** BEGIN **

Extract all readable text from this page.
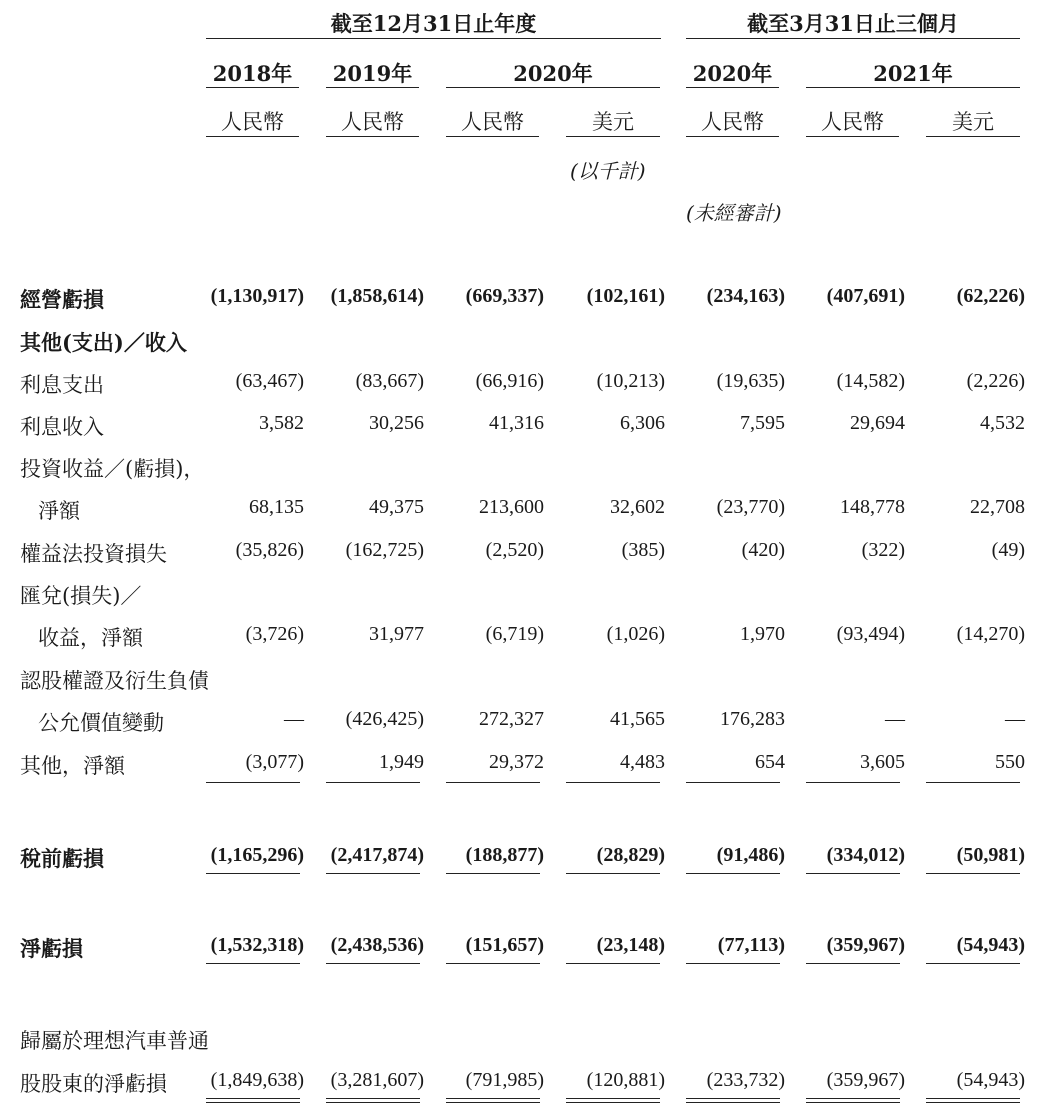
截至12月31日止年度	截至3月31日止三個月
2018年	2019年	2020年	2020年	2021年
人民幣	人民幣	人民幣	美元	人民幣	人民幣	美元
(以千計)
(未經審計)
經營虧損	(1,130,917)	(1,858,614)	(669,337)	(102,161)	(234,163)	(407,691)	(62,226)
其他(支出)／收入
利息支出	(63,467)	(83,667)	(66,916)	(10,213)	(19,635)	(14,582)	(2,226)
利息收入	3,582	30,256	41,316	6,306	7,595	29,694	4,532
投資收益／(虧損)，
淨額	68,135	49,375	213,600	32,602	(23,770)	148,778	22,708
權益法投資損失	(35,826)	(162,725)	(2,520)	(385)	(420)	(322)	(49)
匯兌(損失)／
收益，淨額	(3,726)	31,977	(6,719)	(1,026)	1,970	(93,494)	(14,270)
認股權證及衍生負債
公允價值變動	—	(426,425)	272,327	41,565	176,283	—	—
其他，淨額	(3,077)	1,949	29,372	4,483	654	3,605	550
稅前虧損	(1,165,296)	(2,417,874)	(188,877)	(28,829)	(91,486)	(334,012)	(50,981)
淨虧損	(1,532,318)	(2,438,536)	(151,657)	(23,148)	(77,113)	(359,967)	(54,943)
歸屬於理想汽車普通
股股東的淨虧損	(1,849,638)	(3,281,607)	(791,985)	(120,881)	(233,732)	(359,967)	(54,943)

** END **

**TASK TO CARRY OUT**
A faithful copy of the records above is needed, with the pictures left out.

**RESULT BELOW**
Extract all readable text from this page.
截至12月31日止年度	截至3月31日止三個月
2018年	2019年	2020年	2020年	2021年
人民幣	人民幣	人民幣	美元	人民幣	人民幣	美元
(以千計)
(未經審計)
經營虧損	(1,130,917)	(1,858,614)	(669,337)	(102,161)	(234,163)	(407,691)	(62,226)
其他(支出)／收入
利息支出	(63,467)	(83,667)	(66,916)	(10,213)	(19,635)	(14,582)	(2,226)
利息收入	3,582	30,256	41,316	6,306	7,595	29,694	4,532
投資收益／(虧損)，
淨額	68,135	49,375	213,600	32,602	(23,770)	148,778	22,708
權益法投資損失	(35,826)	(162,725)	(2,520)	(385)	(420)	(322)	(49)
匯兌(損失)／
收益，淨額	(3,726)	31,977	(6,719)	(1,026)	1,970	(93,494)	(14,270)
認股權證及衍生負債
公允價值變動	—	(426,425)	272,327	41,565	176,283	—	—
其他，淨額	(3,077)	1,949	29,372	4,483	654	3,605	550
稅前虧損	(1,165,296)	(2,417,874)	(188,877)	(28,829)	(91,486)	(334,012)	(50,981)
淨虧損	(1,532,318)	(2,438,536)	(151,657)	(23,148)	(77,113)	(359,967)	(54,943)
歸屬於理想汽車普通
股股東的淨虧損	(1,849,638)	(3,281,607)	(791,985)	(120,881)	(233,732)	(359,967)	(54,943)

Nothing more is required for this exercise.